=== Aim of the exercise ===
Report every line below that holds the word "需父母双方到场确认婴儿民族成份".

(Records from a data source)
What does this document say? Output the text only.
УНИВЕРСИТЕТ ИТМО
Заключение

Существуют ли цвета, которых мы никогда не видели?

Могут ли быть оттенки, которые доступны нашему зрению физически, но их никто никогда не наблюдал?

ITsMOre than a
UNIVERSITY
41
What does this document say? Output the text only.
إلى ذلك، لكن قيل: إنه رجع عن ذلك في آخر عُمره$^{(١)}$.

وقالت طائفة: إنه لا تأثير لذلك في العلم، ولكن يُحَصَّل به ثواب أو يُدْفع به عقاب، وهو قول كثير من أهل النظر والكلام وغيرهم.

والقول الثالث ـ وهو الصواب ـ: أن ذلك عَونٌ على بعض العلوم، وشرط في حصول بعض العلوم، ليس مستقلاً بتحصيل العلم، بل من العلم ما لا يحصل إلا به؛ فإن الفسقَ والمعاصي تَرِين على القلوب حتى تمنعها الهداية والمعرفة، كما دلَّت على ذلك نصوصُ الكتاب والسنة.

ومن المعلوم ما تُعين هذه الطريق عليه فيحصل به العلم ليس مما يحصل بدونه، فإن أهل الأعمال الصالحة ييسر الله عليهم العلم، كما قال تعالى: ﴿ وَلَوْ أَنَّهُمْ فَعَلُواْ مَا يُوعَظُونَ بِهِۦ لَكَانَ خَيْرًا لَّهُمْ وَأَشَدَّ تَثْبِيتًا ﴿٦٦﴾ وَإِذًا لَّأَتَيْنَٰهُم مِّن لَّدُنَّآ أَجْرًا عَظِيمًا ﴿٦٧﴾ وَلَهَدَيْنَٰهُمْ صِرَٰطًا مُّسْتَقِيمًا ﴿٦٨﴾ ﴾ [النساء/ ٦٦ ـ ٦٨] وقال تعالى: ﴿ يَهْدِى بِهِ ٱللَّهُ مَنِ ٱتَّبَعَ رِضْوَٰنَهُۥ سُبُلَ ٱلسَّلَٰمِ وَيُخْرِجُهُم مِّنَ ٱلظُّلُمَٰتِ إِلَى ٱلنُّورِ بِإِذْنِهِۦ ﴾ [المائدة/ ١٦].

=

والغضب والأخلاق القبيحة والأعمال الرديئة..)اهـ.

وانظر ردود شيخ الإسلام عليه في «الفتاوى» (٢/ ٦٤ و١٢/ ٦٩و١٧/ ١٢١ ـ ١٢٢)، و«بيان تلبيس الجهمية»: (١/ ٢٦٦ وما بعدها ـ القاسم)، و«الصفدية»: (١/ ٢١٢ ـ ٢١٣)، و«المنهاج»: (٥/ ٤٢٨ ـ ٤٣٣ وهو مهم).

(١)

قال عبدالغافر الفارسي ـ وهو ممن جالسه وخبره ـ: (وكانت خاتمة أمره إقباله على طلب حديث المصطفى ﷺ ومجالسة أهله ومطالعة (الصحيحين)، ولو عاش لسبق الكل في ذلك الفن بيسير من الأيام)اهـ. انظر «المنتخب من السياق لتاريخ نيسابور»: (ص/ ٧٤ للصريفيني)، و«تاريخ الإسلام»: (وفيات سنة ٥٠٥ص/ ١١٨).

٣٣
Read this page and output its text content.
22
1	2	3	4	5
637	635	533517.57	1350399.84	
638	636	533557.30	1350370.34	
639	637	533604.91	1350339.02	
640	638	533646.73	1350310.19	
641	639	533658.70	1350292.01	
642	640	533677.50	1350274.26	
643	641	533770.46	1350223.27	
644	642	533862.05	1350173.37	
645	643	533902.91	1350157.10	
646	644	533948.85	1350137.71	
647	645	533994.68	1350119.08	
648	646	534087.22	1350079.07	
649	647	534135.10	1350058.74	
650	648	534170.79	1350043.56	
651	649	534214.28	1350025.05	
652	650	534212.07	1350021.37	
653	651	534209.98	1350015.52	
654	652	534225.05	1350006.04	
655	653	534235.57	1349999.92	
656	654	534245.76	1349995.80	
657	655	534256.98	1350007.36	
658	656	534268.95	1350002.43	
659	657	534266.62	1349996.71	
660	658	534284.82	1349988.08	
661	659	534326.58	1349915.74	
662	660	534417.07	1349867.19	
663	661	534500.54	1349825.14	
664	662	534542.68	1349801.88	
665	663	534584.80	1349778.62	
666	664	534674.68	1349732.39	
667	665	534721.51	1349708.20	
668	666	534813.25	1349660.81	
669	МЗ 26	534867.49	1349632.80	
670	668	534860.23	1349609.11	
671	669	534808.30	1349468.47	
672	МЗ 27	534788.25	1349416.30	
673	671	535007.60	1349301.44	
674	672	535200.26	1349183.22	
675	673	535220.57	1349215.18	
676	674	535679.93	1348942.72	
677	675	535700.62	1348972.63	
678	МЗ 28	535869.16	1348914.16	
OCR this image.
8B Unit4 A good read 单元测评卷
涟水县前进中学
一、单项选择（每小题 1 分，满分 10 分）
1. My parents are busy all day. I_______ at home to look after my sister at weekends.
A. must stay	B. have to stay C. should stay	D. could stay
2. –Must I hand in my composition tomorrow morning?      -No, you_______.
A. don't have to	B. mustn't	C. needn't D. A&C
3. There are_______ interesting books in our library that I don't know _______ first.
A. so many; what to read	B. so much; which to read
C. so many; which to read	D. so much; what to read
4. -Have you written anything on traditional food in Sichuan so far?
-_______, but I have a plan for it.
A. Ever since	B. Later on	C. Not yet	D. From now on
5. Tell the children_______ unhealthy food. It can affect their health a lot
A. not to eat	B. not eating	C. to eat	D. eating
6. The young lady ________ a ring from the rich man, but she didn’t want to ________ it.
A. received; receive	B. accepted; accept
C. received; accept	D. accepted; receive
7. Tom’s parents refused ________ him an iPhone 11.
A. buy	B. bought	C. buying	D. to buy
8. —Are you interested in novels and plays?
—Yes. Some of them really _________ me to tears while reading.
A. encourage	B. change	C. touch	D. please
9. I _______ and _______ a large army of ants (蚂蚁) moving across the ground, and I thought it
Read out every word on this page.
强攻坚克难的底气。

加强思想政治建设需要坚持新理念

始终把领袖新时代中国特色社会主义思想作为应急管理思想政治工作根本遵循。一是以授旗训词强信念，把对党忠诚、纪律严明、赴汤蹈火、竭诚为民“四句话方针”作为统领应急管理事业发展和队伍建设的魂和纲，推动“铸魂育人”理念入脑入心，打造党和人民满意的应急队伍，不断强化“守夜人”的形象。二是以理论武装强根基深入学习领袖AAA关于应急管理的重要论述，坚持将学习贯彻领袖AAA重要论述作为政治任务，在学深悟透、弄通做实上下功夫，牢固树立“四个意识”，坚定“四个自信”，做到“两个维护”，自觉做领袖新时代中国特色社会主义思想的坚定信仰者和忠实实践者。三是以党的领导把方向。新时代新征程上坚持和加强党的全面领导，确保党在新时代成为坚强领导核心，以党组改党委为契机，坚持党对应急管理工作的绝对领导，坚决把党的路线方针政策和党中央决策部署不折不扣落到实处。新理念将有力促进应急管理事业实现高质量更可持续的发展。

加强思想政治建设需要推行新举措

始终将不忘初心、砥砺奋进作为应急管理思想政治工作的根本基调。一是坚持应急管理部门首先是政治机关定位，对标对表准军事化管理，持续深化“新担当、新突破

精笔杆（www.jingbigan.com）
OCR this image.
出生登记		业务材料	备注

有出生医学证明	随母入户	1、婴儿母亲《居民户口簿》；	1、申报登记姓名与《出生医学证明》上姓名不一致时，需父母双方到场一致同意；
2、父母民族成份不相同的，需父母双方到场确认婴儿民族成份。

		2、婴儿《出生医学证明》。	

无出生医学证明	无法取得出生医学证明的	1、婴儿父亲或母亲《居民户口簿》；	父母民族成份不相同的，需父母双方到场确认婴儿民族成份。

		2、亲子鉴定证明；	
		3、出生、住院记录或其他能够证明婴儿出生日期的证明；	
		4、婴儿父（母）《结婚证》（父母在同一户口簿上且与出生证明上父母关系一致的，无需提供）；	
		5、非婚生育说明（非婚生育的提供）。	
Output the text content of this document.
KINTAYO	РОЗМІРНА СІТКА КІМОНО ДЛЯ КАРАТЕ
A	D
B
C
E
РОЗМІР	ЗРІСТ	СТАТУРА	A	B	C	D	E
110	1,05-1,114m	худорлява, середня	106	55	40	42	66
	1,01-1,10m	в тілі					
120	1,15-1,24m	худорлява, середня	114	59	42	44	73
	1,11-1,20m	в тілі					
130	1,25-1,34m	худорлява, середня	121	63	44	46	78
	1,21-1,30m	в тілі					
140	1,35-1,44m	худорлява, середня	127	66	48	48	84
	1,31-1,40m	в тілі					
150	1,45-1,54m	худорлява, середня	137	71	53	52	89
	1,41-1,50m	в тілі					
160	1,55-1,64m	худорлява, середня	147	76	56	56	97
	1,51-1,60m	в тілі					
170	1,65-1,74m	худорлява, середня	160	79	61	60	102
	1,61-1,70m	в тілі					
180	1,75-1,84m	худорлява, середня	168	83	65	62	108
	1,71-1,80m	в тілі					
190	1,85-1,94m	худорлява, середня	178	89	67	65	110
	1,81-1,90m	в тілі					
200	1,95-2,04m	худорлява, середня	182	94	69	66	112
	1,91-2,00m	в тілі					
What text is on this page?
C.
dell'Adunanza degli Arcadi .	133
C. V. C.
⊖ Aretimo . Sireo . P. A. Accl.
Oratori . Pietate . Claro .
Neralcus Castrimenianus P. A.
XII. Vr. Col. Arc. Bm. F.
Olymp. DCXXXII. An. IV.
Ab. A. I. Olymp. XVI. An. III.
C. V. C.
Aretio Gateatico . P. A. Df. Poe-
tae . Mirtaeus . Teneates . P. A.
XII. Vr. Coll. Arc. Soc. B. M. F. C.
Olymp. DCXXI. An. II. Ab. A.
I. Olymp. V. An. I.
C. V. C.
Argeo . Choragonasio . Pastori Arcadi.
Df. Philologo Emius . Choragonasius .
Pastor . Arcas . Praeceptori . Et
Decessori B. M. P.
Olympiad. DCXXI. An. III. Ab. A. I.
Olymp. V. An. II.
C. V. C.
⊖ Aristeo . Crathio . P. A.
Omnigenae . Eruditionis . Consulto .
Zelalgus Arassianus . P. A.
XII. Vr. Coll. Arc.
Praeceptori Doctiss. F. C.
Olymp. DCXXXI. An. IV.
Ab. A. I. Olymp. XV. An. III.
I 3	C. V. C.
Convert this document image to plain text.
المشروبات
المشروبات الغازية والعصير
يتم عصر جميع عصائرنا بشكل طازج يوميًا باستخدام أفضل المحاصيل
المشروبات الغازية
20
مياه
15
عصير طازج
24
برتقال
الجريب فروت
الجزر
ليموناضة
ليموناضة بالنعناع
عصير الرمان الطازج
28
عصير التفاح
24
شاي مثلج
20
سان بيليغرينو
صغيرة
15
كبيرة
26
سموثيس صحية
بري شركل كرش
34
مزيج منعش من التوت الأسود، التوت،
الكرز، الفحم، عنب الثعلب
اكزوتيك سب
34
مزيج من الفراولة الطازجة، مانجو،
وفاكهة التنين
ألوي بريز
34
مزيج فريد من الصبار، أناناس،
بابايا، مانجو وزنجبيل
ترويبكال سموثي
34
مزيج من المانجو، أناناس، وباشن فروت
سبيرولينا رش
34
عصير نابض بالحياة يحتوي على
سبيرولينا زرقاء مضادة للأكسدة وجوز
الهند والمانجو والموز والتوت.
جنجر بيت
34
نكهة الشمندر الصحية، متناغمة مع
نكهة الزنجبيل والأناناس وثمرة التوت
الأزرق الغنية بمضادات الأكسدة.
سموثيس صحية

=== Output ===
2、父母民族成份不相同的，需父母双方到场确认婴儿民族成份。
无出生医学证明	无法取得出生医学证明的	1、婴儿父亲或母亲《居民户口簿》；	父母民族成份不相同的，需父母双方到场确认婴儿民族成份。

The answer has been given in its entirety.